§ Task details
Reproduce every entry exactly as shown.

Collected data entries:
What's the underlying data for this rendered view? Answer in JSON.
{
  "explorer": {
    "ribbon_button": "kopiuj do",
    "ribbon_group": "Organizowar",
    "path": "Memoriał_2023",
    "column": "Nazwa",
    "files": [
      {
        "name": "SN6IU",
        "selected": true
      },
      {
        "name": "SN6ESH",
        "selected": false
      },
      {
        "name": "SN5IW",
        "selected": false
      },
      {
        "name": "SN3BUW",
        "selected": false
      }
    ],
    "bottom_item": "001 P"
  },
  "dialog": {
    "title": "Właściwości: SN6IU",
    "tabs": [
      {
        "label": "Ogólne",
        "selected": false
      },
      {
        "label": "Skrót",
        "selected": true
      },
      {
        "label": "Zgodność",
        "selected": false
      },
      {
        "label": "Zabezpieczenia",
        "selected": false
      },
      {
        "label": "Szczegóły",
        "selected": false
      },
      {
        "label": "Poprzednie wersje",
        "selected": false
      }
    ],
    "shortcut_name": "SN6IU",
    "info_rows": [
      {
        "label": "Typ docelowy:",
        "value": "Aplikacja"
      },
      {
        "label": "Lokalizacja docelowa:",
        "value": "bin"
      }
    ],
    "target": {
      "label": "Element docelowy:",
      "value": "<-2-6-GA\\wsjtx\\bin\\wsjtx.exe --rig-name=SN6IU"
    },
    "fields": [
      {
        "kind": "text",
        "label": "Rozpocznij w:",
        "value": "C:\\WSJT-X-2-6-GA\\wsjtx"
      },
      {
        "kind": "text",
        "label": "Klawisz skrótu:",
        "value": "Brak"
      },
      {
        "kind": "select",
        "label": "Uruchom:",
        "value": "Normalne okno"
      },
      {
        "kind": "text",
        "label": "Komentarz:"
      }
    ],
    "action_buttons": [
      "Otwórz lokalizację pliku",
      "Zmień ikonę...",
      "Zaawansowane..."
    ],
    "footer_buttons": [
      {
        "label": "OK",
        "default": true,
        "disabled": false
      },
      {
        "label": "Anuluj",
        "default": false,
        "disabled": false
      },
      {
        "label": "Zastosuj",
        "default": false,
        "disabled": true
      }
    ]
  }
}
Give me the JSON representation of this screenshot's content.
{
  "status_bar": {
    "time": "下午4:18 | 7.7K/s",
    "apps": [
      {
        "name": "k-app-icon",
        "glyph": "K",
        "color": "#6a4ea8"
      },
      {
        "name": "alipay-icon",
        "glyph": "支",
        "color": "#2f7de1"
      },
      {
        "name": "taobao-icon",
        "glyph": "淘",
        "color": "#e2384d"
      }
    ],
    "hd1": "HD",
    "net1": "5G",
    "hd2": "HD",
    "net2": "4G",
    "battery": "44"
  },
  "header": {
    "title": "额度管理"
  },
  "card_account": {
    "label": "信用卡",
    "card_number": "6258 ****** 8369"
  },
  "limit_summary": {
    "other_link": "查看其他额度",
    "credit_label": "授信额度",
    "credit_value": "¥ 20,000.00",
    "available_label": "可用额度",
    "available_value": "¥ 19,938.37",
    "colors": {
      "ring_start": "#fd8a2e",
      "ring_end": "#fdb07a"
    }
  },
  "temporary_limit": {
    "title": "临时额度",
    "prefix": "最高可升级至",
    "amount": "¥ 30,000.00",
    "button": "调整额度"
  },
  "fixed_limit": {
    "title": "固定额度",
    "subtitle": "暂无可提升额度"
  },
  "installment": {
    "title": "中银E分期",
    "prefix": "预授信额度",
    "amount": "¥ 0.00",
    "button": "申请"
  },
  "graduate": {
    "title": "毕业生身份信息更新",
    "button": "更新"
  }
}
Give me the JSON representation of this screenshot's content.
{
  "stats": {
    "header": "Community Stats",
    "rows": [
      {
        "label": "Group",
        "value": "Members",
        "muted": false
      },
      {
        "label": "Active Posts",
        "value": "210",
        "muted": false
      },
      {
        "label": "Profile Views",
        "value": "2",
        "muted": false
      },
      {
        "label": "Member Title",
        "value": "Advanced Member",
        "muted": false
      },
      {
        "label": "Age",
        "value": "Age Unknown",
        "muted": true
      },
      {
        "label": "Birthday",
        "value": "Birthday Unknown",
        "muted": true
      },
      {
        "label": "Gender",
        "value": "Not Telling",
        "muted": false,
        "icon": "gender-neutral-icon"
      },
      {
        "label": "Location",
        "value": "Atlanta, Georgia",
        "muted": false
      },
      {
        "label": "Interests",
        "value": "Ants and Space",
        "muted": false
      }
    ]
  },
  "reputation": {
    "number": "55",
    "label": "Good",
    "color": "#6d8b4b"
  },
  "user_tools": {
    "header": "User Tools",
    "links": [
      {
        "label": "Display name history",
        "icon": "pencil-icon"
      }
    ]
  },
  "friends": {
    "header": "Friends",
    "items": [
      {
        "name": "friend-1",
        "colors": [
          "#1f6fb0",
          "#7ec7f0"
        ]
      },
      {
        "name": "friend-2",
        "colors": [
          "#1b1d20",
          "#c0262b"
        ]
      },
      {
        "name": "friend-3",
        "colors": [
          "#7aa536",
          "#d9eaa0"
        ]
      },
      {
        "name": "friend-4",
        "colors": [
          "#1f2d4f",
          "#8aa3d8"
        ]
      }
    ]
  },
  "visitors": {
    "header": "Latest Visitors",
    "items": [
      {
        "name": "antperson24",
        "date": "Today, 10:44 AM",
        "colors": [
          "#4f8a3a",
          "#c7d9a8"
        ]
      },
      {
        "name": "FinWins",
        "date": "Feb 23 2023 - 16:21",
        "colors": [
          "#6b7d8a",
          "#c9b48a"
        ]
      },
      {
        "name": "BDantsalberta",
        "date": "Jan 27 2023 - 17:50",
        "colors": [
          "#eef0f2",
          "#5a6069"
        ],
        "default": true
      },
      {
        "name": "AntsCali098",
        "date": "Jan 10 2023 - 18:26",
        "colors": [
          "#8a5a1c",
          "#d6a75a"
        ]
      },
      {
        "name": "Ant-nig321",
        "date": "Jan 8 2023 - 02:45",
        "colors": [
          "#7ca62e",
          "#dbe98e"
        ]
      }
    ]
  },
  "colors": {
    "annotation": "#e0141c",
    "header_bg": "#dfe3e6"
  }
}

§ Final result
What's the underlying data for this rendered view? Answer in JSON.
{
  "explorer": {
    "ribbon_button": "kopiuj do",
    "ribbon_group": "Organizowar",
    "path": "Memoriał_2023",
    "column": "Nazwa",
    "files": [
      {
        "name": "SN6IU",
        "selected": true
      },
      {
        "name": "SN6ESH",
        "selected": false
      },
      {
        "name": "SN5IW",
        "selected": false
      },
      {
        "name": "SN3BUW",
        "selected": false
      }
    ],
    "bottom_item": "001 P"
  },
  "dialog": {
    "title": "Właściwości: SN6IU",
    "tabs": [
      {
        "label": "Ogólne",
        "selected": false
      },
      {
        "label": "Skrót",
        "selected": true
      },
      {
        "label": "Zgodność",
        "selected": false
      },
      {
        "label": "Zabezpieczenia",
        "selected": false
      },
      {
        "label": "Szczegóły",
        "selected": false
      },
      {
        "label": "Poprzednie wersje",
        "selected": false
      }
    ],
    "shortcut_name": "SN6IU",
    "info_rows": [
      {
        "label": "Typ docelowy:",
        "value": "Aplikacja"
      },
      {
        "label": "Lokalizacja docelowa:",
        "value": "bin"
      }
    ],
    "target": {
      "label": "Element docelowy:",
      "value": "<-2-6-GA\\wsjtx\\bin\\wsjtx.exe --rig-name=SN6IU"
    },
    "fields": [
      {
        "kind": "text",
        "label": "Rozpocznij w:",
        "value": "C:\\WSJT-X-2-6-GA\\wsjtx"
      },
      {
        "kind": "text",
        "label": "Klawisz skrótu:",
        "value": "Brak"
      },
      {
        "kind": "select",
        "label": "Uruchom:",
        "value": "Normalne okno"
      },
      {
        "kind": "text",
        "label": "Komentarz:"
      }
    ],
    "action_buttons": [
      "Otwórz lokalizację pliku",
      "Zmień ikonę...",
      "Zaawansowane..."
    ],
    "footer_buttons": [
      {
        "label": "OK",
        "default": true,
        "disabled": false
      },
      {
        "label": "Anuluj",
        "default": false,
        "disabled": false
      },
      {
        "label": "Zastosuj",
        "default": false,
        "disabled": true
      }
    ]
  }
}
Give me the JSON representation of this screenshot's content.
{
  "status_bar": {
    "time": "下午4:18 | 7.7K/s",
    "apps": [
      {
        "name": "k-app-icon",
        "glyph": "K",
        "color": "#6a4ea8"
      },
      {
        "name": "alipay-icon",
        "glyph": "支",
        "color": "#2f7de1"
      },
      {
        "name": "taobao-icon",
        "glyph": "淘",
        "color": "#e2384d"
      }
    ],
    "hd1": "HD",
    "net1": "5G",
    "hd2": "HD",
    "net2": "4G",
    "battery": "44"
  },
  "header": {
    "title": "额度管理"
  },
  "card_account": {
    "label": "信用卡",
    "card_number": "6258 ****** 8369"
  },
  "limit_summary": {
    "other_link": "查看其他额度",
    "credit_label": "授信额度",
    "credit_value": "¥ 20,000.00",
    "available_label": "可用额度",
    "available_value": "¥ 19,938.37",
    "colors": {
      "ring_start": "#fd8a2e",
      "ring_end": "#fdb07a"
    }
  },
  "temporary_limit": {
    "title": "临时额度",
    "prefix": "最高可升级至",
    "amount": "¥ 30,000.00",
    "button": "调整额度"
  },
  "fixed_limit": {
    "title": "固定额度",
    "subtitle": "暂无可提升额度"
  },
  "installment": {
    "title": "中银E分期",
    "prefix": "预授信额度",
    "amount": "¥ 0.00",
    "button": "申请"
  },
  "graduate": {
    "title": "毕业生身份信息更新",
    "button": "更新"
  }
}
Give me the JSON representation of this screenshot's content.
{
  "stats": {
    "header": "Community Stats",
    "rows": [
      {
        "label": "Group",
        "value": "Members",
        "muted": false
      },
      {
        "label": "Active Posts",
        "value": "210",
        "muted": false
      },
      {
        "label": "Profile Views",
        "value": "2",
        "muted": false
      },
      {
        "label": "Member Title",
        "value": "Advanced Member",
        "muted": false
      },
      {
        "label": "Age",
        "value": "Age Unknown",
        "muted": true
      },
      {
        "label": "Birthday",
        "value": "Birthday Unknown",
        "muted": true
      },
      {
        "label": "Gender",
        "value": "Not Telling",
        "muted": false,
        "icon": "gender-neutral-icon"
      },
      {
        "label": "Location",
        "value": "Atlanta, Georgia",
        "muted": false
      },
      {
        "label": "Interests",
        "value": "Ants and Space",
        "muted": false
      }
    ]
  },
  "reputation": {
    "number": "55",
    "label": "Good",
    "color": "#6d8b4b"
  },
  "user_tools": {
    "header": "User Tools",
    "links": [
      {
        "label": "Display name history",
        "icon": "pencil-icon"
      }
    ]
  },
  "friends": {
    "header": "Friends",
    "items": [
      {
        "name": "friend-1",
        "colors": [
          "#1f6fb0",
          "#7ec7f0"
        ]
      },
      {
        "name": "friend-2",
        "colors": [
          "#1b1d20",
          "#c0262b"
        ]
      },
      {
        "name": "friend-3",
        "colors": [
          "#7aa536",
          "#d9eaa0"
        ]
      },
      {
        "name": "friend-4",
        "colors": [
          "#1f2d4f",
          "#8aa3d8"
        ]
      }
    ]
  },
  "visitors": {
    "header": "Latest Visitors",
    "items": [
      {
        "name": "antperson24",
        "date": "Today, 10:44 AM",
        "colors": [
          "#4f8a3a",
          "#c7d9a8"
        ]
      },
      {
        "name": "FinWins",
        "date": "Feb 23 2023 - 16:21",
        "colors": [
          "#6b7d8a",
          "#c9b48a"
        ]
      },
      {
        "name": "BDantsalberta",
        "date": "Jan 27 2023 - 17:50",
        "colors": [
          "#eef0f2",
          "#5a6069"
        ],
        "default": true
      },
      {
        "name": "AntsCali098",
        "date": "Jan 10 2023 - 18:26",
        "colors": [
          "#8a5a1c",
          "#d6a75a"
        ]
      },
      {
        "name": "Ant-nig321",
        "date": "Jan 8 2023 - 02:45",
        "colors": [
          "#7ca62e",
          "#dbe98e"
        ]
      }
    ]
  },
  "colors": {
    "annotation": "#e0141c",
    "header_bg": "#dfe3e6"
  }
}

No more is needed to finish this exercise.